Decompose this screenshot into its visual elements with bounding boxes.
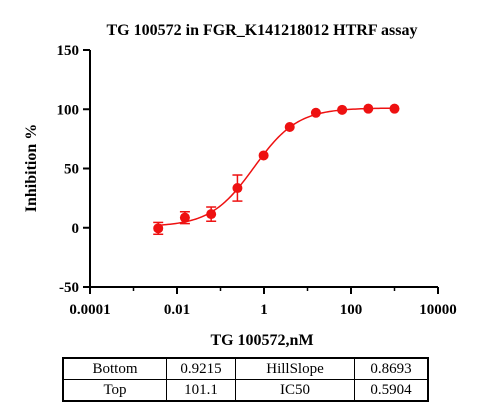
param-name: IC50 <box>235 379 355 401</box>
data-point <box>153 223 164 234</box>
param-value: 101.1 <box>166 379 236 401</box>
data-point <box>389 103 400 114</box>
x-axis-label: TG 100572,nM <box>210 332 313 349</box>
param-value: 0.9215 <box>166 358 236 380</box>
fit-parameters-table: Bottom 0.9215 HillSlope 0.8693 Top 101.1… <box>62 357 429 402</box>
table-row: Top 101.1 IC50 0.5904 <box>63 379 428 401</box>
data-point <box>232 183 243 194</box>
x-tick-label: 0.0001 <box>69 302 110 318</box>
axes <box>89 50 438 288</box>
chart-title: TG 100572 in FGR_K141218012 HTRF assay <box>107 22 418 39</box>
param-name: Top <box>63 379 167 401</box>
param-name: Bottom <box>63 358 167 380</box>
param-value: 0.8693 <box>354 358 428 380</box>
data-point <box>310 107 321 118</box>
y-tick-label: 150 <box>57 43 80 59</box>
chart: TG 100572 in FGR_K141218012 HTRF assay -… <box>23 22 457 349</box>
tick-marks: -50 0 50 100 150 0.0001 0.01 1 100 10000 <box>57 43 457 318</box>
x-tick-label: 100 <box>340 302 363 318</box>
data-point <box>179 212 190 223</box>
x-tick-label: 10000 <box>419 302 457 318</box>
y-tick-label: 0 <box>72 221 80 237</box>
data-point <box>206 209 217 220</box>
x-tick-label: 1 <box>260 302 268 318</box>
fit-curve-layer <box>158 107 395 226</box>
param-value: 0.5904 <box>354 379 428 401</box>
data-point <box>258 150 269 161</box>
data-point <box>337 104 348 115</box>
data-points <box>153 103 400 236</box>
data-point <box>363 103 374 114</box>
data-point <box>284 122 295 133</box>
y-tick-label: 100 <box>57 102 80 118</box>
y-tick-label: 50 <box>64 162 79 178</box>
fit-curve <box>158 107 395 226</box>
table-row: Bottom 0.9215 HillSlope 0.8693 <box>63 358 428 380</box>
y-axis-label: Inhibition % <box>23 124 40 212</box>
param-name: HillSlope <box>235 358 355 380</box>
y-tick-label: -50 <box>59 280 79 296</box>
x-tick-label: 0.01 <box>164 302 190 318</box>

+ + + + + + +

Your objective: Copy the listing exactly, omitting pictures.

Solution below:
Decompose this screenshot into its visual elements with bounding boxes.
param-name: IC50 <box>235 379 355 401</box>
data-point <box>153 223 164 234</box>
param-value: 101.1 <box>166 379 236 401</box>
data-point <box>389 103 400 114</box>
x-axis-label: TG 100572,nM <box>210 332 313 349</box>
param-value: 0.9215 <box>166 358 236 380</box>
fit-parameters-table: Bottom 0.9215 HillSlope 0.8693 Top 101.1… <box>62 357 429 402</box>
table-row: Top 101.1 IC50 0.5904 <box>63 379 428 401</box>
data-point <box>232 183 243 194</box>
x-tick-label: 0.0001 <box>69 302 110 318</box>
axes <box>89 50 438 288</box>
chart-title: TG 100572 in FGR_K141218012 HTRF assay <box>107 22 418 39</box>
param-name: Top <box>63 379 167 401</box>
param-name: Bottom <box>63 358 167 380</box>
param-value: 0.8693 <box>354 358 428 380</box>
data-point <box>310 107 321 118</box>
y-tick-label: 150 <box>57 43 80 59</box>
chart: TG 100572 in FGR_K141218012 HTRF assay -… <box>23 22 457 349</box>
tick-marks: -50 0 50 100 150 0.0001 0.01 1 100 10000 <box>57 43 457 318</box>
x-tick-label: 100 <box>340 302 363 318</box>
data-point <box>179 212 190 223</box>
x-tick-label: 10000 <box>419 302 457 318</box>
y-tick-label: 0 <box>72 221 80 237</box>
data-point <box>206 209 217 220</box>
x-tick-label: 1 <box>260 302 268 318</box>
fit-curve-layer <box>158 107 395 226</box>
param-value: 0.5904 <box>354 379 428 401</box>
data-point <box>258 150 269 161</box>
data-point <box>337 104 348 115</box>
data-points <box>153 103 400 236</box>
data-point <box>363 103 374 114</box>
data-point <box>284 122 295 133</box>
y-tick-label: 100 <box>57 102 80 118</box>
y-tick-label: 50 <box>64 162 79 178</box>
fit-curve <box>158 107 395 226</box>
table-row: Bottom 0.9215 HillSlope 0.8693 <box>63 358 428 380</box>
y-axis-label: Inhibition % <box>23 124 40 212</box>
param-name: HillSlope <box>235 358 355 380</box>
y-tick-label: -50 <box>59 280 79 296</box>
x-tick-label: 0.01 <box>164 302 190 318</box>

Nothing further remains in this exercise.